Job –
The records below are to be copied word for word, with every picture left out.

Given data –

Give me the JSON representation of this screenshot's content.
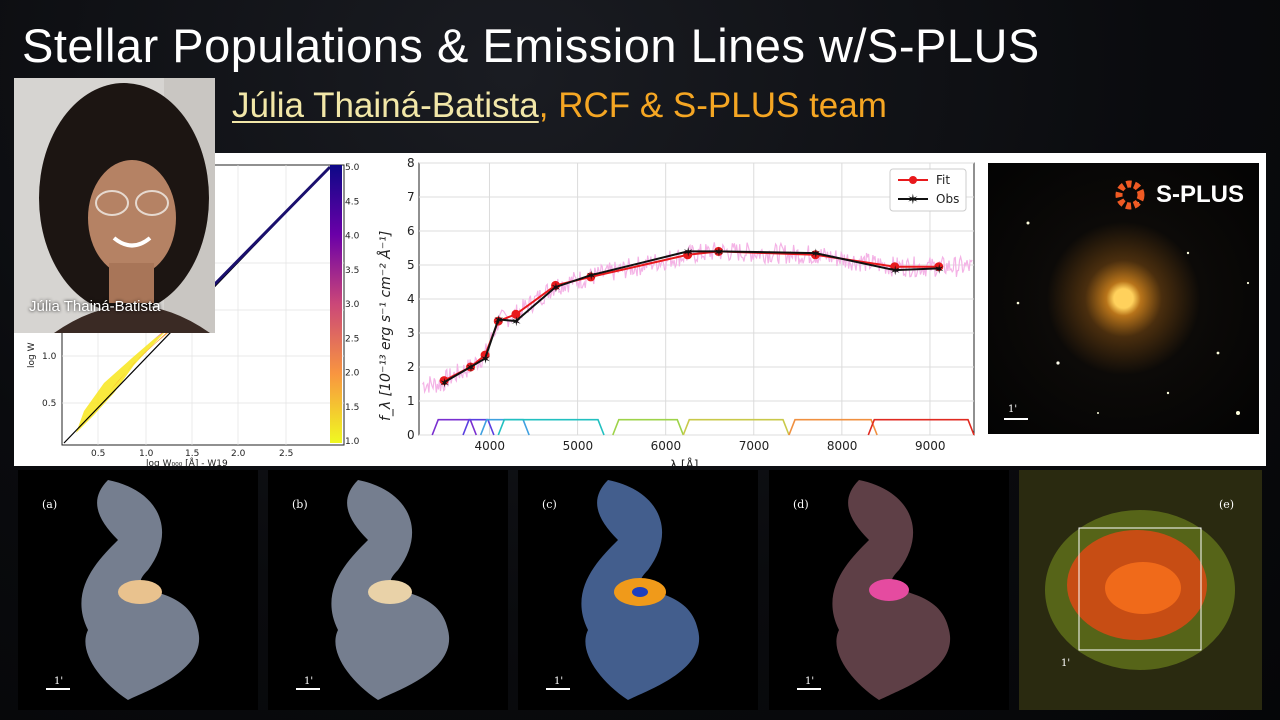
{
  "slide": {
    "title": "Stellar Populations & Emission Lines  w/S-PLUS",
    "presenter": "Júlia Thainá-Batista",
    "team": ", RCF & S-PLUS team",
    "webcam_name": "Júlia Thainá-Batista"
  },
  "left_plot": {
    "xlabel": "log W",
    "xlabel_full": "log W₀₀₀ [Å] - W19",
    "ylabel": "log W",
    "x_ticks": [
      "0.5",
      "1.0",
      "1.5",
      "2.0",
      "2.5"
    ],
    "y_ticks": [
      "0.5",
      "1.0"
    ],
    "colorbar_ticks": [
      "5.0",
      "4.5",
      "4.0",
      "3.5",
      "3.0",
      "2.5",
      "2.0",
      "1.5",
      "1.0"
    ]
  },
  "chart_data": {
    "type": "line",
    "xlabel": "λ [Å]",
    "ylabel": "f_λ [10⁻¹³ erg s⁻¹ cm⁻² Å⁻¹]",
    "xlim": [
      3200,
      9500
    ],
    "ylim": [
      0,
      8
    ],
    "x_ticks": [
      4000,
      5000,
      6000,
      7000,
      8000,
      9000
    ],
    "y_ticks": [
      0,
      1,
      2,
      3,
      4,
      5,
      6,
      7,
      8
    ],
    "grid": true,
    "legend_position": "top-right",
    "legend": [
      "Fit",
      "Obs"
    ],
    "series": [
      {
        "name": "Fit",
        "color": "#e8191c",
        "x": [
          3485,
          3785,
          3950,
          4100,
          4300,
          4750,
          5150,
          6250,
          6600,
          7700,
          8600,
          9100
        ],
        "y": [
          1.6,
          2.0,
          2.35,
          3.35,
          3.55,
          4.4,
          4.65,
          5.3,
          5.4,
          5.3,
          4.95,
          4.95
        ]
      },
      {
        "name": "Obs",
        "color": "#111111",
        "x": [
          3485,
          3785,
          3950,
          4100,
          4300,
          4750,
          5150,
          6250,
          6600,
          7700,
          8600,
          9100
        ],
        "y": [
          1.55,
          2.0,
          2.25,
          3.4,
          3.35,
          4.35,
          4.7,
          5.4,
          5.4,
          5.35,
          4.85,
          4.9
        ]
      }
    ]
  },
  "splus": {
    "logo_text": "S-PLUS",
    "scale_label": "1'"
  },
  "photos": [
    {
      "label": "(a)",
      "scale": "1'"
    },
    {
      "label": "(b)",
      "scale": "1'"
    },
    {
      "label": "(c)",
      "scale": "1'"
    },
    {
      "label": "(d)",
      "scale": "1'"
    },
    {
      "label": "(e)",
      "scale": "1'"
    }
  ],
  "colors": {
    "title": "#ffffff",
    "presenter": "#f2e7a8",
    "team": "#f5a623",
    "fit": "#e8191c",
    "spectrum": "#f4b3e6"
  }
}
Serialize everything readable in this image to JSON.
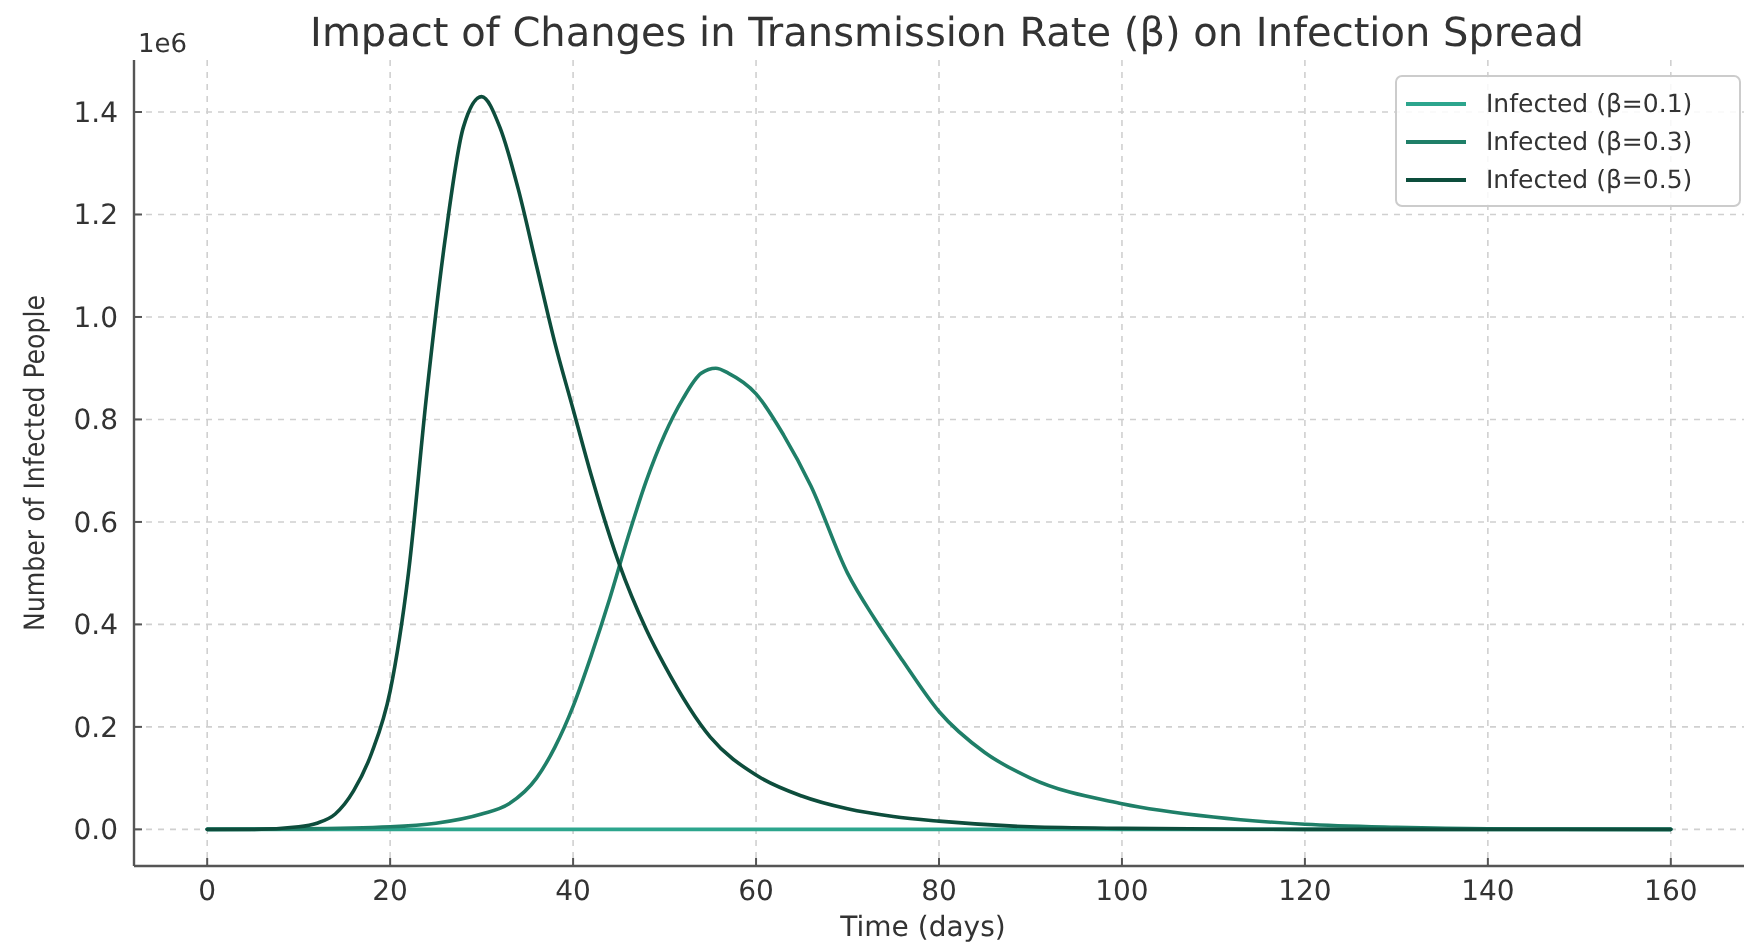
{
  "chart_data": {
    "type": "line",
    "title": "Impact of Changes in Transmission Rate (β) on Infection Spread",
    "xlabel": "Time (days)",
    "ylabel": "Number of Infected People",
    "annotations": [
      "1e6"
    ],
    "xlim": [
      -8,
      168
    ],
    "xticks": [
      0,
      20,
      40,
      60,
      80,
      100,
      120,
      140,
      160
    ],
    "ylim": [
      -0.0715,
      1.5015
    ],
    "yticks": [
      {
        "value": 0,
        "label": "0.0"
      },
      {
        "value": 0.2,
        "label": "0.2"
      },
      {
        "value": 0.4,
        "label": "0.4"
      },
      {
        "value": 0.6,
        "label": "0.6"
      },
      {
        "value": 0.8,
        "label": "0.8"
      },
      {
        "value": 1.0,
        "label": "1.0"
      },
      {
        "value": 1.2,
        "label": "1.2"
      },
      {
        "value": 1.4,
        "label": "1.4"
      }
    ],
    "grid": true,
    "legend": "top right",
    "line_style": "solid",
    "marker": "none",
    "series": [
      {
        "name": "Infected (β=0.1)",
        "color": "#2ca58d",
        "x": [
          0,
          40,
          80,
          120,
          160
        ],
        "values": [
          0,
          0,
          0,
          0,
          0
        ]
      },
      {
        "name": "Infected (β=0.3)",
        "color": "#1f7f68",
        "x": [
          0,
          10,
          20,
          25,
          30,
          33,
          36,
          38,
          40,
          42,
          44,
          46,
          48,
          50,
          52,
          54,
          55.6,
          57,
          60,
          63,
          66,
          70,
          73,
          76,
          80,
          85,
          90,
          100,
          110,
          120,
          130,
          140,
          160
        ],
        "values": [
          0,
          0.001,
          0.005,
          0.012,
          0.03,
          0.05,
          0.1,
          0.16,
          0.24,
          0.34,
          0.45,
          0.57,
          0.68,
          0.77,
          0.84,
          0.89,
          0.9,
          0.89,
          0.85,
          0.77,
          0.67,
          0.5,
          0.41,
          0.33,
          0.23,
          0.15,
          0.1,
          0.05,
          0.024,
          0.01,
          0.004,
          0.001,
          0
        ]
      },
      {
        "name": "Infected (β=0.5)",
        "color": "#0d4d3c",
        "x": [
          0,
          5,
          10,
          12,
          14,
          16,
          18,
          20,
          22,
          24,
          26,
          28,
          30,
          32,
          34,
          36,
          38,
          40,
          42,
          45,
          48,
          50,
          55,
          60,
          65,
          70,
          75,
          80,
          90,
          100,
          120,
          160
        ],
        "values": [
          0,
          0,
          0.005,
          0.012,
          0.03,
          0.075,
          0.15,
          0.27,
          0.5,
          0.85,
          1.15,
          1.37,
          1.43,
          1.37,
          1.25,
          1.1,
          0.95,
          0.82,
          0.69,
          0.52,
          0.39,
          0.32,
          0.18,
          0.106,
          0.065,
          0.04,
          0.025,
          0.016,
          0.005,
          0.002,
          0,
          0
        ]
      }
    ]
  }
}
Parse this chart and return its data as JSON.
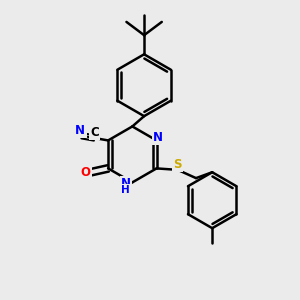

Response –
Give me the JSON representation of this screenshot's content.
{
  "slide": {
    "title": "Stellar Populations & Emission Lines  w/S-PLUS",
    "presenter": "Júlia Thainá-Batista",
    "team": ", RCF & S-PLUS team",
    "webcam_name": "Júlia Thainá-Batista"
  },
  "left_plot": {
    "xlabel": "log W",
    "xlabel_full": "log W₀₀₀ [Å] - W19",
    "ylabel": "log W",
    "x_ticks": [
      "0.5",
      "1.0",
      "1.5",
      "2.0",
      "2.5"
    ],
    "y_ticks": [
      "0.5",
      "1.0"
    ],
    "colorbar_ticks": [
      "5.0",
      "4.5",
      "4.0",
      "3.5",
      "3.0",
      "2.5",
      "2.0",
      "1.5",
      "1.0"
    ]
  },
  "chart_data": {
    "type": "line",
    "xlabel": "λ [Å]",
    "ylabel": "f_λ [10⁻¹³ erg s⁻¹ cm⁻² Å⁻¹]",
    "xlim": [
      3200,
      9500
    ],
    "ylim": [
      0,
      8
    ],
    "x_ticks": [
      4000,
      5000,
      6000,
      7000,
      8000,
      9000
    ],
    "y_ticks": [
      0,
      1,
      2,
      3,
      4,
      5,
      6,
      7,
      8
    ],
    "grid": true,
    "legend_position": "top-right",
    "legend": [
      "Fit",
      "Obs"
    ],
    "series": [
      {
        "name": "Fit",
        "color": "#e8191c",
        "x": [
          3485,
          3785,
          3950,
          4100,
          4300,
          4750,
          5150,
          6250,
          6600,
          7700,
          8600,
          9100
        ],
        "y": [
          1.6,
          2.0,
          2.35,
          3.35,
          3.55,
          4.4,
          4.65,
          5.3,
          5.4,
          5.3,
          4.95,
          4.95
        ]
      },
      {
        "name": "Obs",
        "color": "#111111",
        "x": [
          3485,
          3785,
          3950,
          4100,
          4300,
          4750,
          5150,
          6250,
          6600,
          7700,
          8600,
          9100
        ],
        "y": [
          1.55,
          2.0,
          2.25,
          3.4,
          3.35,
          4.35,
          4.7,
          5.4,
          5.4,
          5.35,
          4.85,
          4.9
        ]
      }
    ]
  },
  "splus": {
    "logo_text": "S-PLUS",
    "scale_label": "1'"
  },
  "photos": [
    {
      "label": "(a)",
      "scale": "1'"
    },
    {
      "label": "(b)",
      "scale": "1'"
    },
    {
      "label": "(c)",
      "scale": "1'"
    },
    {
      "label": "(d)",
      "scale": "1'"
    },
    {
      "label": "(e)",
      "scale": "1'"
    }
  ],
  "colors": {
    "title": "#ffffff",
    "presenter": "#f2e7a8",
    "team": "#f5a623",
    "fit": "#e8191c",
    "spectrum": "#f4b3e6"
  }
}
Serialize everything readable in this image to JSON.
{
  "chart_data": {
    "type": "line",
    "title": "Impact of Changes in Transmission Rate (β) on Infection Spread",
    "xlabel": "Time (days)",
    "ylabel": "Number of Infected People",
    "annotations": [
      "1e6"
    ],
    "xlim": [
      -8,
      168
    ],
    "xticks": [
      0,
      20,
      40,
      60,
      80,
      100,
      120,
      140,
      160
    ],
    "ylim": [
      -0.0715,
      1.5015
    ],
    "yticks": [
      {
        "value": 0,
        "label": "0.0"
      },
      {
        "value": 0.2,
        "label": "0.2"
      },
      {
        "value": 0.4,
        "label": "0.4"
      },
      {
        "value": 0.6,
        "label": "0.6"
      },
      {
        "value": 0.8,
        "label": "0.8"
      },
      {
        "value": 1.0,
        "label": "1.0"
      },
      {
        "value": 1.2,
        "label": "1.2"
      },
      {
        "value": 1.4,
        "label": "1.4"
      }
    ],
    "grid": true,
    "legend": "top right",
    "line_style": "solid",
    "marker": "none",
    "series": [
      {
        "name": "Infected (β=0.1)",
        "color": "#2ca58d",
        "x": [
          0,
          40,
          80,
          120,
          160
        ],
        "values": [
          0,
          0,
          0,
          0,
          0
        ]
      },
      {
        "name": "Infected (β=0.3)",
        "color": "#1f7f68",
        "x": [
          0,
          10,
          20,
          25,
          30,
          33,
          36,
          38,
          40,
          42,
          44,
          46,
          48,
          50,
          52,
          54,
          55.6,
          57,
          60,
          63,
          66,
          70,
          73,
          76,
          80,
          85,
          90,
          100,
          110,
          120,
          130,
          140,
          160
        ],
        "values": [
          0,
          0.001,
          0.005,
          0.012,
          0.03,
          0.05,
          0.1,
          0.16,
          0.24,
          0.34,
          0.45,
          0.57,
          0.68,
          0.77,
          0.84,
          0.89,
          0.9,
          0.89,
          0.85,
          0.77,
          0.67,
          0.5,
          0.41,
          0.33,
          0.23,
          0.15,
          0.1,
          0.05,
          0.024,
          0.01,
          0.004,
          0.001,
          0
        ]
      },
      {
        "name": "Infected (β=0.5)",
        "color": "#0d4d3c",
        "x": [
          0,
          5,
          10,
          12,
          14,
          16,
          18,
          20,
          22,
          24,
          26,
          28,
          30,
          32,
          34,
          36,
          38,
          40,
          42,
          45,
          48,
          50,
          55,
          60,
          65,
          70,
          75,
          80,
          90,
          100,
          120,
          160
        ],
        "values": [
          0,
          0,
          0.005,
          0.012,
          0.03,
          0.075,
          0.15,
          0.27,
          0.5,
          0.85,
          1.15,
          1.37,
          1.43,
          1.37,
          1.25,
          1.1,
          0.95,
          0.82,
          0.69,
          0.52,
          0.39,
          0.32,
          0.18,
          0.106,
          0.065,
          0.04,
          0.025,
          0.016,
          0.005,
          0.002,
          0,
          0
        ]
      }
    ]
  }
}
Parse this chart and return its data as JSON.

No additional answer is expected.